- [JOB]
Copy the data exactly; pictures stay out of the copy.

(Records from a collection)
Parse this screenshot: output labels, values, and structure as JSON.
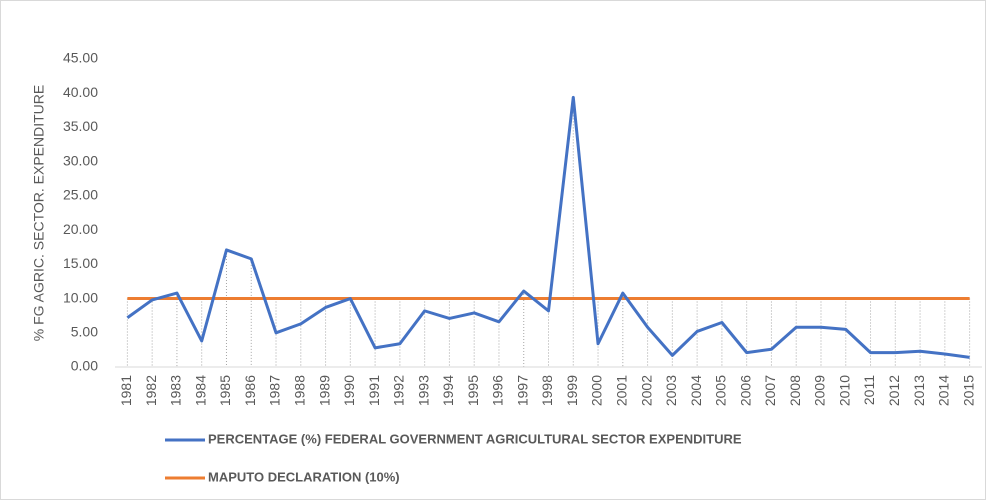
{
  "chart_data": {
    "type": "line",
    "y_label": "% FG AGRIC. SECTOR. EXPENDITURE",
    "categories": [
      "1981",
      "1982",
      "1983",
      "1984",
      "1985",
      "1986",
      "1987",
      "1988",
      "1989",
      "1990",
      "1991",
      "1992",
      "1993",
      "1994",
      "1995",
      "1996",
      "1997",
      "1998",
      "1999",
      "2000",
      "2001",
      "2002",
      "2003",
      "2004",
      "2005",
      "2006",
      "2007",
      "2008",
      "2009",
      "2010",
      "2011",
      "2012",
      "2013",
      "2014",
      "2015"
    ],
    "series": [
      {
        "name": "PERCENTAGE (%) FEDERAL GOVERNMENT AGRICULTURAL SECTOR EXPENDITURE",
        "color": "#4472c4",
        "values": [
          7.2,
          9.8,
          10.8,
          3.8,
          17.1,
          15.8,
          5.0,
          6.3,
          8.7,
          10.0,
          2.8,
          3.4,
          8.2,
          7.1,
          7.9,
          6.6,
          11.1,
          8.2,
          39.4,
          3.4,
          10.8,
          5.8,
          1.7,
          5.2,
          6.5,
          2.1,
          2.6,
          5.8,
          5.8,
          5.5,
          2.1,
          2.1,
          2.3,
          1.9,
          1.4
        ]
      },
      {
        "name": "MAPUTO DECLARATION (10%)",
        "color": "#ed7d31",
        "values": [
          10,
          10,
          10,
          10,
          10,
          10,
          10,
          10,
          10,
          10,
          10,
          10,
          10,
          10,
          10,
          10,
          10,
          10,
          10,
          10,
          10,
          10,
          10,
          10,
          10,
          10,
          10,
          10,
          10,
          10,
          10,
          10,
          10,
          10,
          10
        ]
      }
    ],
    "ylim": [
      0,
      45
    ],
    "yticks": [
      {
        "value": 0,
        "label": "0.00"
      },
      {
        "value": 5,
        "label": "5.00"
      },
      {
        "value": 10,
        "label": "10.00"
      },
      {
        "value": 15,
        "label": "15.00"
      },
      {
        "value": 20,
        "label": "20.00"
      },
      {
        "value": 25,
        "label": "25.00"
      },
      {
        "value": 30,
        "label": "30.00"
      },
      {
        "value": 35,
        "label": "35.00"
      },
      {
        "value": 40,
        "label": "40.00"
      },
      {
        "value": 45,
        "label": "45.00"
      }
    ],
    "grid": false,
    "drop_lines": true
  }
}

- [FINISHED EXERCISE]
Parse this screenshot: output labels, values, and structure as JSON.
{
  "chart_data": {
    "type": "line",
    "y_label": "% FG AGRIC. SECTOR. EXPENDITURE",
    "categories": [
      "1981",
      "1982",
      "1983",
      "1984",
      "1985",
      "1986",
      "1987",
      "1988",
      "1989",
      "1990",
      "1991",
      "1992",
      "1993",
      "1994",
      "1995",
      "1996",
      "1997",
      "1998",
      "1999",
      "2000",
      "2001",
      "2002",
      "2003",
      "2004",
      "2005",
      "2006",
      "2007",
      "2008",
      "2009",
      "2010",
      "2011",
      "2012",
      "2013",
      "2014",
      "2015"
    ],
    "series": [
      {
        "name": "PERCENTAGE (%) FEDERAL GOVERNMENT AGRICULTURAL SECTOR EXPENDITURE",
        "color": "#4472c4",
        "values": [
          7.2,
          9.8,
          10.8,
          3.8,
          17.1,
          15.8,
          5.0,
          6.3,
          8.7,
          10.0,
          2.8,
          3.4,
          8.2,
          7.1,
          7.9,
          6.6,
          11.1,
          8.2,
          39.4,
          3.4,
          10.8,
          5.8,
          1.7,
          5.2,
          6.5,
          2.1,
          2.6,
          5.8,
          5.8,
          5.5,
          2.1,
          2.1,
          2.3,
          1.9,
          1.4
        ]
      },
      {
        "name": "MAPUTO DECLARATION (10%)",
        "color": "#ed7d31",
        "values": [
          10,
          10,
          10,
          10,
          10,
          10,
          10,
          10,
          10,
          10,
          10,
          10,
          10,
          10,
          10,
          10,
          10,
          10,
          10,
          10,
          10,
          10,
          10,
          10,
          10,
          10,
          10,
          10,
          10,
          10,
          10,
          10,
          10,
          10,
          10
        ]
      }
    ],
    "ylim": [
      0,
      45
    ],
    "yticks": [
      {
        "value": 0,
        "label": "0.00"
      },
      {
        "value": 5,
        "label": "5.00"
      },
      {
        "value": 10,
        "label": "10.00"
      },
      {
        "value": 15,
        "label": "15.00"
      },
      {
        "value": 20,
        "label": "20.00"
      },
      {
        "value": 25,
        "label": "25.00"
      },
      {
        "value": 30,
        "label": "30.00"
      },
      {
        "value": 35,
        "label": "35.00"
      },
      {
        "value": 40,
        "label": "40.00"
      },
      {
        "value": 45,
        "label": "45.00"
      }
    ],
    "grid": false,
    "drop_lines": true
  }
}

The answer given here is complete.